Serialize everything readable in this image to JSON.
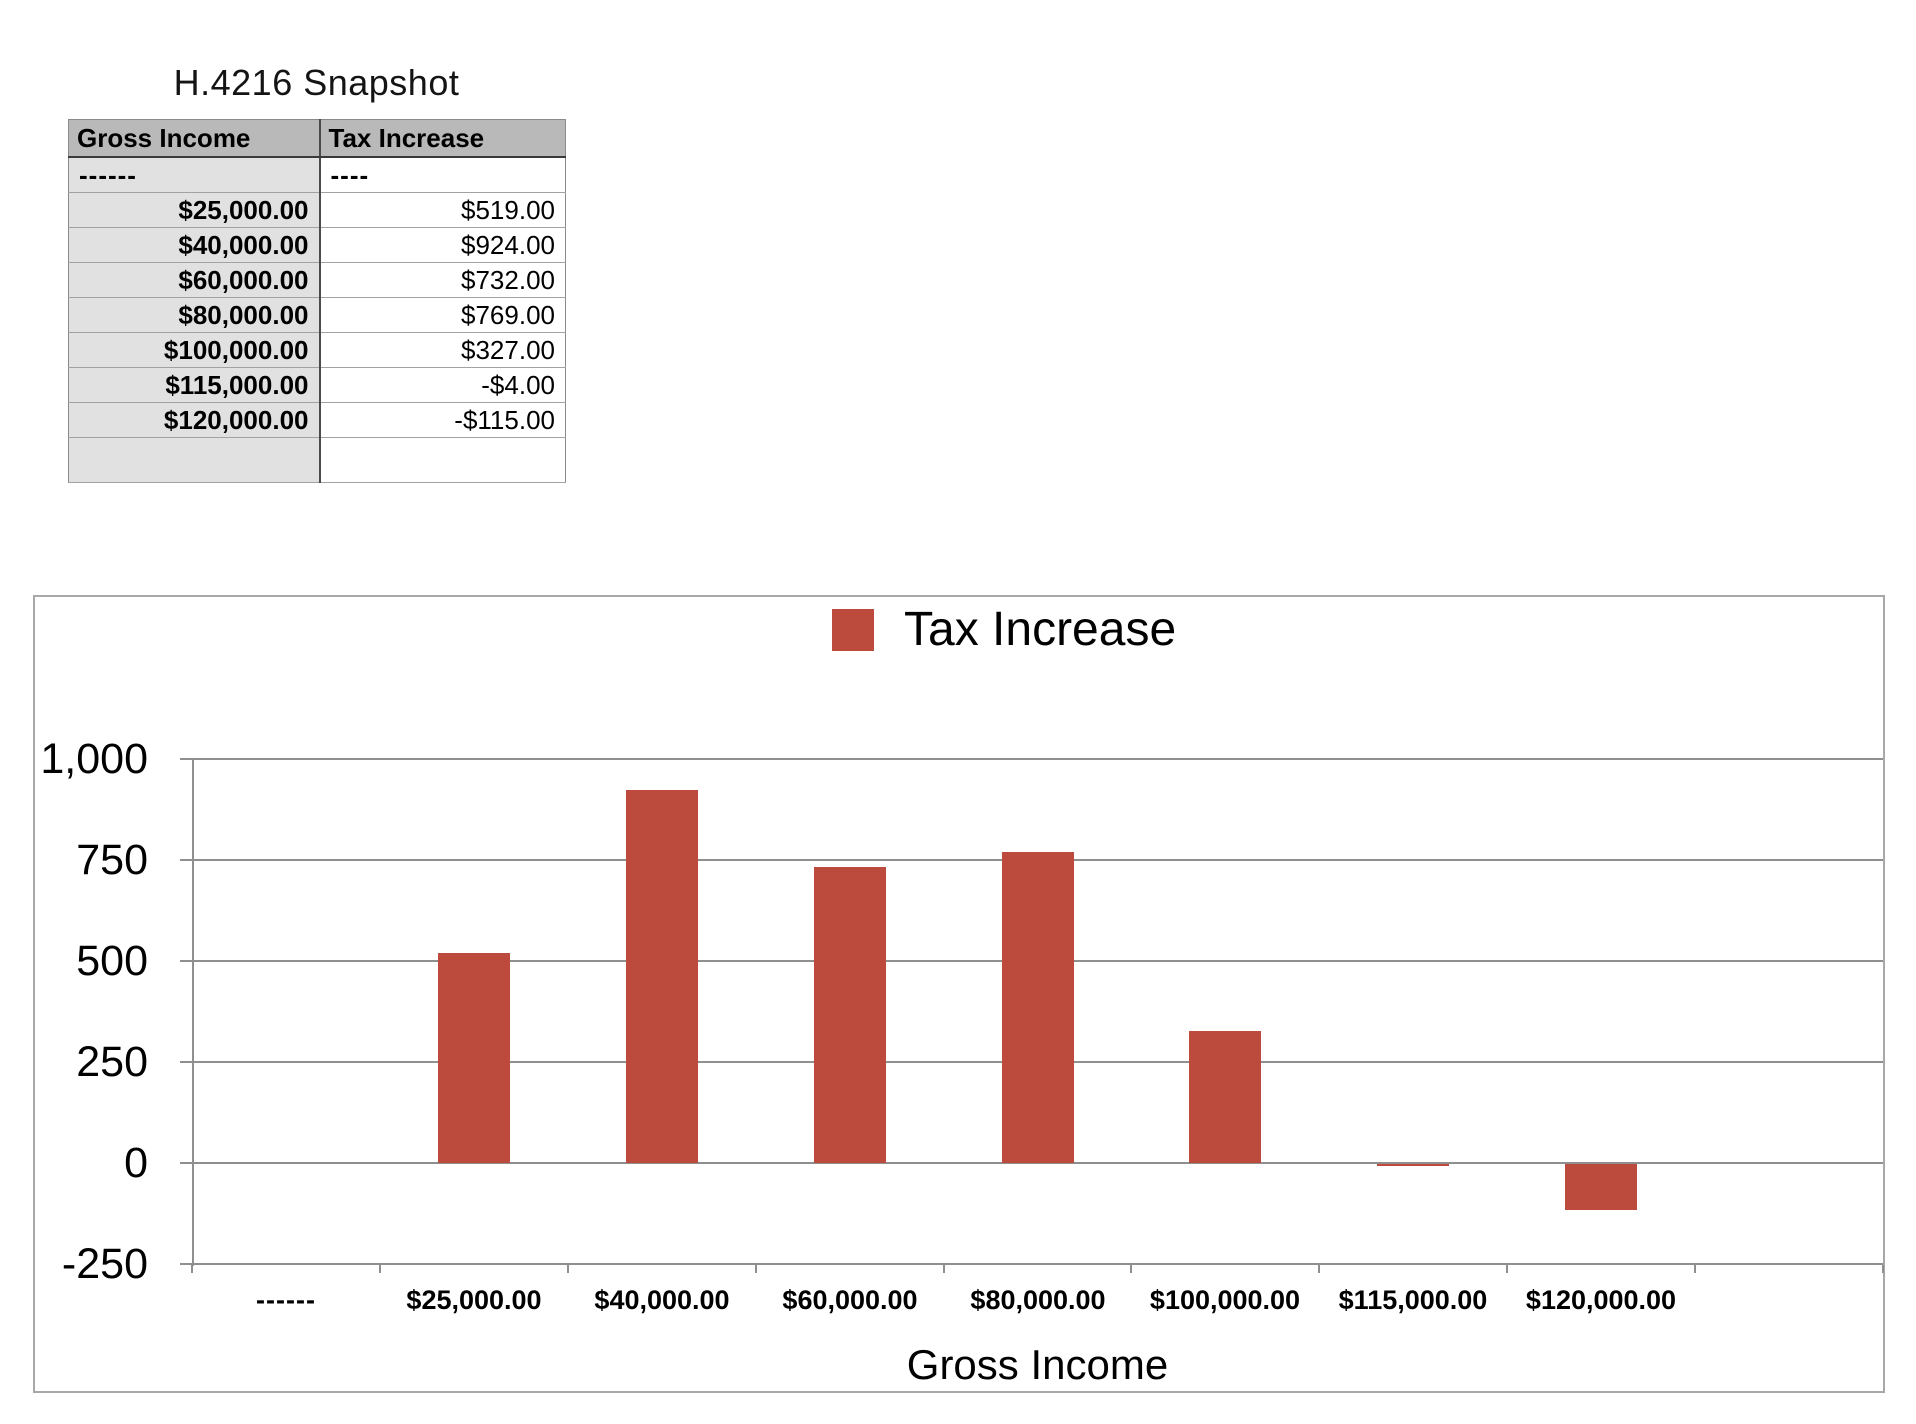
{
  "page": {
    "background": "#ffffff"
  },
  "snapshot_table": {
    "title": "H.4216 Snapshot",
    "columns": [
      "Gross Income",
      "Tax Increase"
    ],
    "rows": [
      [
        "------",
        "----"
      ],
      [
        "$25,000.00",
        "$519.00"
      ],
      [
        "$40,000.00",
        "$924.00"
      ],
      [
        "$60,000.00",
        "$732.00"
      ],
      [
        "$80,000.00",
        "$769.00"
      ],
      [
        "$100,000.00",
        "$327.00"
      ],
      [
        "$115,000.00",
        "-$4.00"
      ],
      [
        "$120,000.00",
        "-$115.00"
      ],
      [
        "",
        ""
      ]
    ],
    "header_bg": "#b9b9b9",
    "first_column_bg": "#e1e1e1"
  },
  "chart_data": {
    "type": "bar",
    "categories": [
      "------",
      "$25,000.00",
      "$40,000.00",
      "$60,000.00",
      "$80,000.00",
      "$100,000.00",
      "$115,000.00",
      "$120,000.00",
      ""
    ],
    "series": [
      {
        "name": "Tax Increase",
        "values": [
          null,
          519,
          924,
          732,
          769,
          327,
          -4,
          -115,
          null
        ]
      }
    ],
    "title": "",
    "xlabel": "Gross Income",
    "ylabel": "",
    "yticks": [
      1000,
      750,
      500,
      250,
      0,
      -250
    ],
    "ytick_labels": [
      "1,000",
      "750",
      "500",
      "250",
      "0",
      "-250"
    ],
    "ylim": [
      -250,
      1000
    ],
    "grid": true,
    "legend_position": "top-center",
    "bar_color": "#bc4b3e",
    "axis_color": "#8f8f8f"
  }
}
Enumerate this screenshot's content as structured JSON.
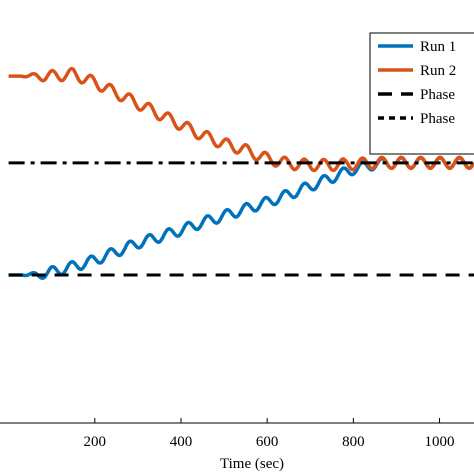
{
  "chart_data": {
    "type": "line",
    "xlabel": "Time (sec)",
    "ylabel": "",
    "title": "",
    "xlim": [
      -20,
      1080
    ],
    "ylim": [
      0,
      1
    ],
    "xticks": [
      200,
      400,
      600,
      800,
      1000
    ],
    "xtick_labels": [
      "200",
      "400",
      "600",
      "800",
      "1000"
    ],
    "grid": false,
    "legend_position": "top-right",
    "series": [
      {
        "name": "Run 1",
        "color": "#0072BD",
        "style": "solid",
        "x": [
          0,
          40,
          70,
          100,
          150,
          200,
          250,
          300,
          350,
          400,
          450,
          500,
          550,
          600,
          650,
          700,
          750,
          800,
          850,
          900,
          950,
          1000,
          1050,
          1080
        ],
        "y": [
          0.35,
          0.35,
          0.35,
          0.357,
          0.37,
          0.385,
          0.405,
          0.425,
          0.44,
          0.456,
          0.474,
          0.49,
          0.506,
          0.522,
          0.54,
          0.56,
          0.58,
          0.6,
          0.612,
          0.615,
          0.615,
          0.615,
          0.615,
          0.615
        ],
        "ripple_amplitude": 0.012,
        "ripple_period": 45
      },
      {
        "name": "Run 2",
        "color": "#D95319",
        "style": "solid",
        "x": [
          0,
          100,
          150,
          200,
          250,
          300,
          350,
          400,
          450,
          500,
          550,
          600,
          650,
          700,
          750,
          800,
          850,
          900,
          950,
          1000,
          1050,
          1080
        ],
        "y": [
          0.82,
          0.82,
          0.825,
          0.805,
          0.78,
          0.755,
          0.73,
          0.705,
          0.68,
          0.66,
          0.645,
          0.625,
          0.613,
          0.61,
          0.61,
          0.612,
          0.615,
          0.615,
          0.615,
          0.615,
          0.615,
          0.615
        ],
        "ripple_amplitude": 0.013,
        "ripple_period": 45
      },
      {
        "name": "Phase",
        "color": "#000000",
        "style": "dashed",
        "x": [
          0,
          1080
        ],
        "y": [
          0.35,
          0.35
        ]
      },
      {
        "name": "Phase",
        "color": "#000000",
        "style": "dashdot",
        "x": [
          0,
          1080
        ],
        "y": [
          0.615,
          0.615
        ]
      }
    ],
    "legend": [
      {
        "label": "Run 1",
        "color": "#0072BD",
        "style": "solid"
      },
      {
        "label": "Run 2",
        "color": "#D95319",
        "style": "solid"
      },
      {
        "label": "Phase",
        "color": "#000000",
        "style": "dashed"
      },
      {
        "label": "Phase",
        "color": "#000000",
        "style": "dotted"
      }
    ]
  }
}
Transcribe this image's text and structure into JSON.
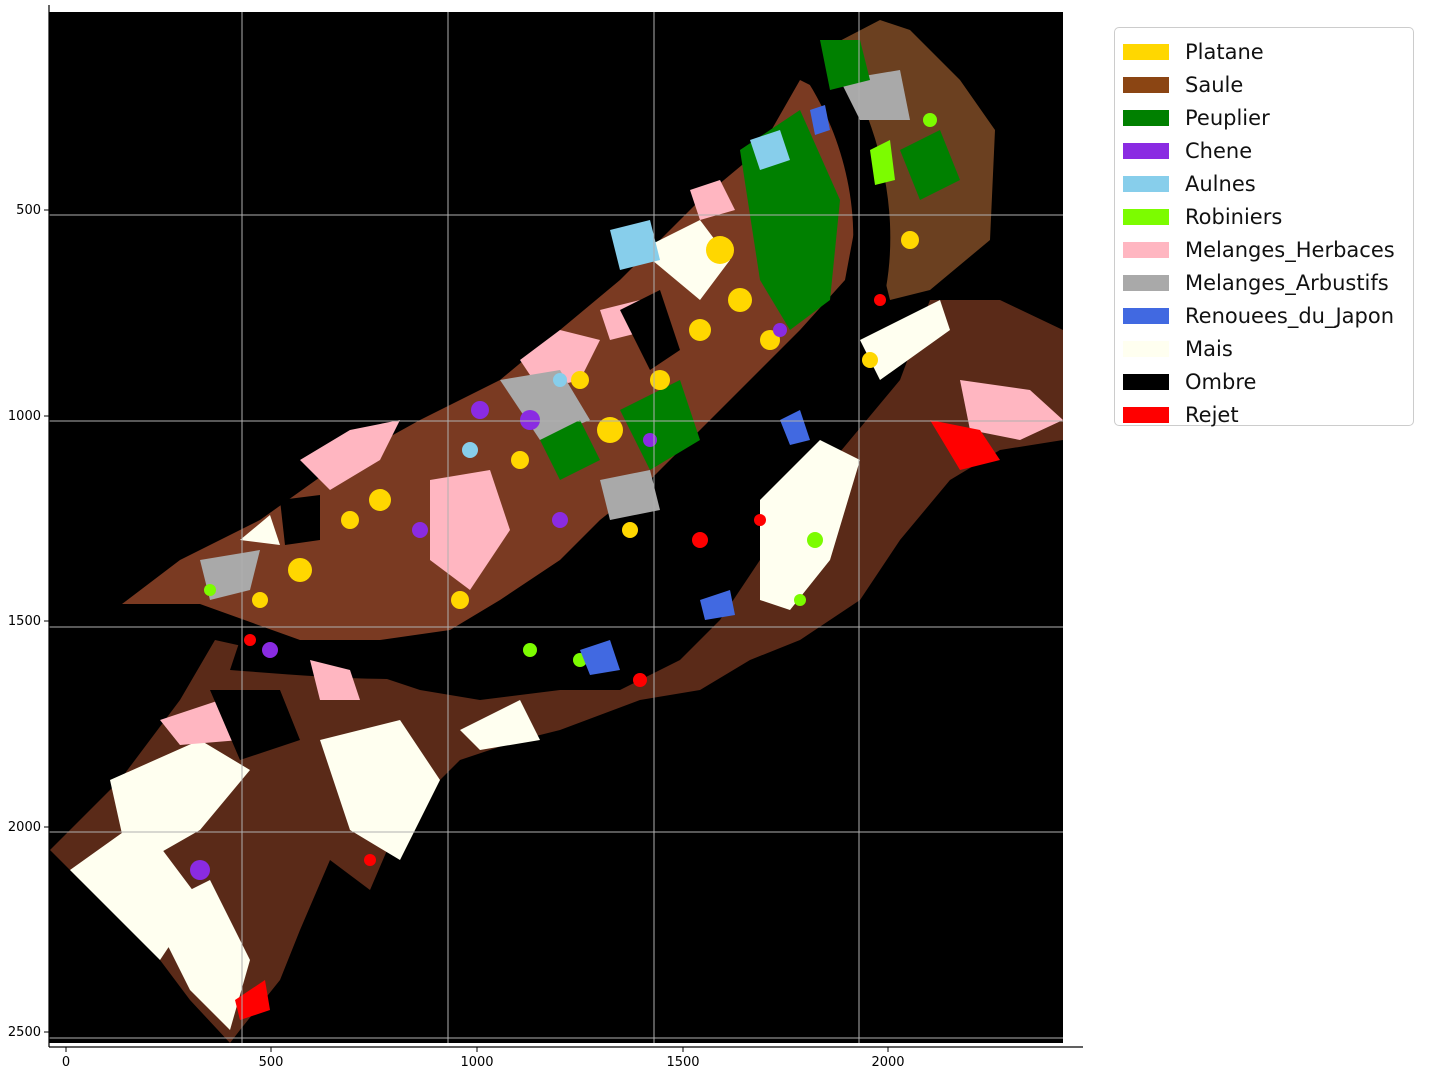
{
  "x_ticks": [
    "0",
    "500",
    "1000",
    "1500",
    "2000"
  ],
  "y_ticks": [
    "500",
    "1000",
    "1500",
    "2000",
    "2500"
  ],
  "legend": [
    {
      "label": "Platane",
      "color": "#FFD700"
    },
    {
      "label": "Saule",
      "color": "#8B4513"
    },
    {
      "label": "Peuplier",
      "color": "#008000"
    },
    {
      "label": "Chene",
      "color": "#8A2BE2"
    },
    {
      "label": "Aulnes",
      "color": "#87CEEB"
    },
    {
      "label": "Robiniers",
      "color": "#7CFC00"
    },
    {
      "label": "Melanges_Herbaces",
      "color": "#FFB6C1"
    },
    {
      "label": "Melanges_Arbustifs",
      "color": "#A9A9A9"
    },
    {
      "label": "Renouees_du_Japon",
      "color": "#4169E1"
    },
    {
      "label": "Mais",
      "color": "#FFFFF0"
    },
    {
      "label": "Ombre",
      "color": "#000000"
    },
    {
      "label": "Rejet",
      "color": "#FF0000"
    }
  ],
  "colors": {
    "background": "#000000",
    "grid": "#b0b0b0"
  }
}
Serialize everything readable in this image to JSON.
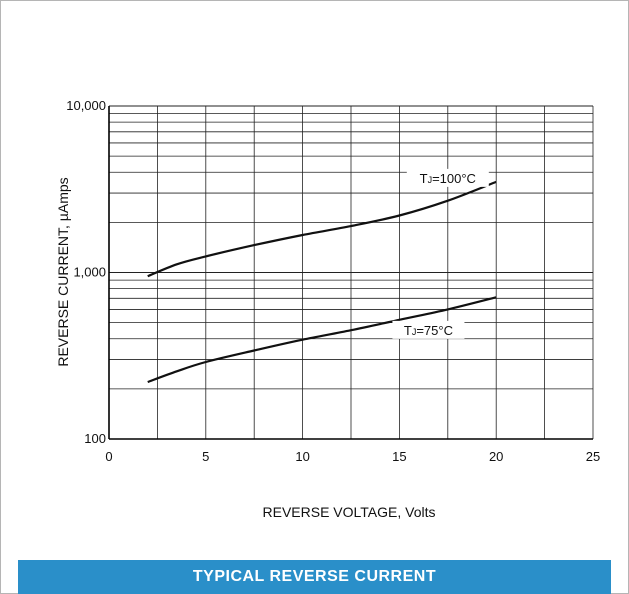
{
  "chart_data": {
    "type": "line",
    "title": "TYPICAL REVERSE CURRENT",
    "xlabel": "REVERSE VOLTAGE, Volts",
    "ylabel": "REVERSE CURRENT, µAmps",
    "xlim": [
      0,
      25
    ],
    "ylim": [
      100,
      10000
    ],
    "yscale": "log",
    "grid": true,
    "x_ticks": [
      {
        "value": 0,
        "label": "0"
      },
      {
        "value": 5,
        "label": "5"
      },
      {
        "value": 10,
        "label": "10"
      },
      {
        "value": 15,
        "label": "15"
      },
      {
        "value": 20,
        "label": "20"
      },
      {
        "value": 25,
        "label": "25"
      }
    ],
    "y_ticks": [
      {
        "value": 100,
        "label": "100"
      },
      {
        "value": 1000,
        "label": "1,000"
      },
      {
        "value": 10000,
        "label": "10,000"
      }
    ],
    "series": [
      {
        "name": "TJ=100°C",
        "label_main": "T",
        "label_sub": "J",
        "label_rest": "=100°C",
        "label_at": {
          "x": 17.5,
          "y": 3600
        },
        "points": [
          [
            2,
            950
          ],
          [
            3.5,
            1120
          ],
          [
            5,
            1250
          ],
          [
            7.5,
            1460
          ],
          [
            10,
            1680
          ],
          [
            12.5,
            1900
          ],
          [
            15,
            2200
          ],
          [
            17.5,
            2700
          ],
          [
            20,
            3500
          ]
        ]
      },
      {
        "name": "TJ=75°C",
        "label_main": "T",
        "label_sub": "J",
        "label_rest": "=75°C",
        "label_at": {
          "x": 16.5,
          "y": 440
        },
        "points": [
          [
            2,
            220
          ],
          [
            3.5,
            255
          ],
          [
            5,
            290
          ],
          [
            7.5,
            340
          ],
          [
            10,
            395
          ],
          [
            12.5,
            450
          ],
          [
            15,
            520
          ],
          [
            17.5,
            600
          ],
          [
            20,
            710
          ]
        ]
      }
    ]
  },
  "banner": {
    "text": "TYPICAL REVERSE CURRENT",
    "color": "#2a8fc9"
  },
  "colors": {
    "frame_border": "#b5b5b5",
    "grid": "#222222",
    "line": "#111111"
  }
}
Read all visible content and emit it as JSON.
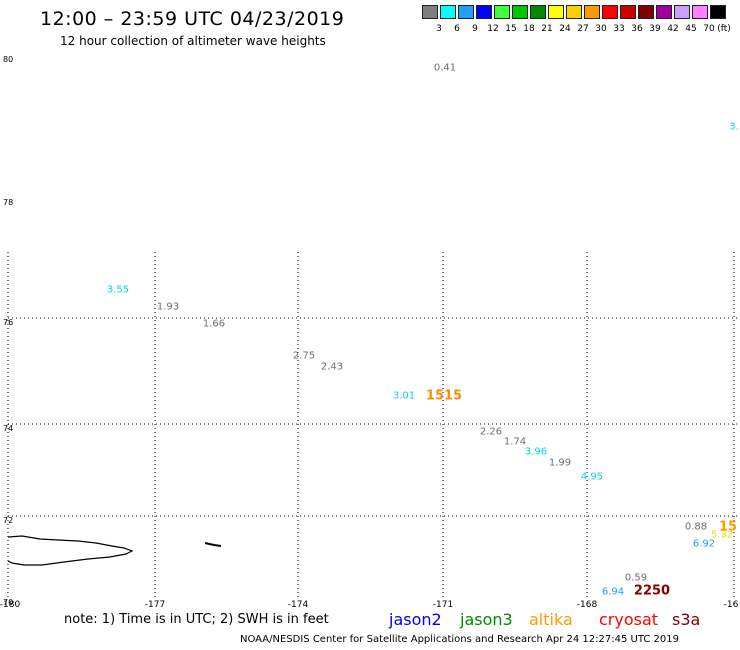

::::::

Return each line of the data that contains the string "text".

Transcribe this image's text and structure into JSON.
    "text": "TYPICAL REVERSE CURRENT",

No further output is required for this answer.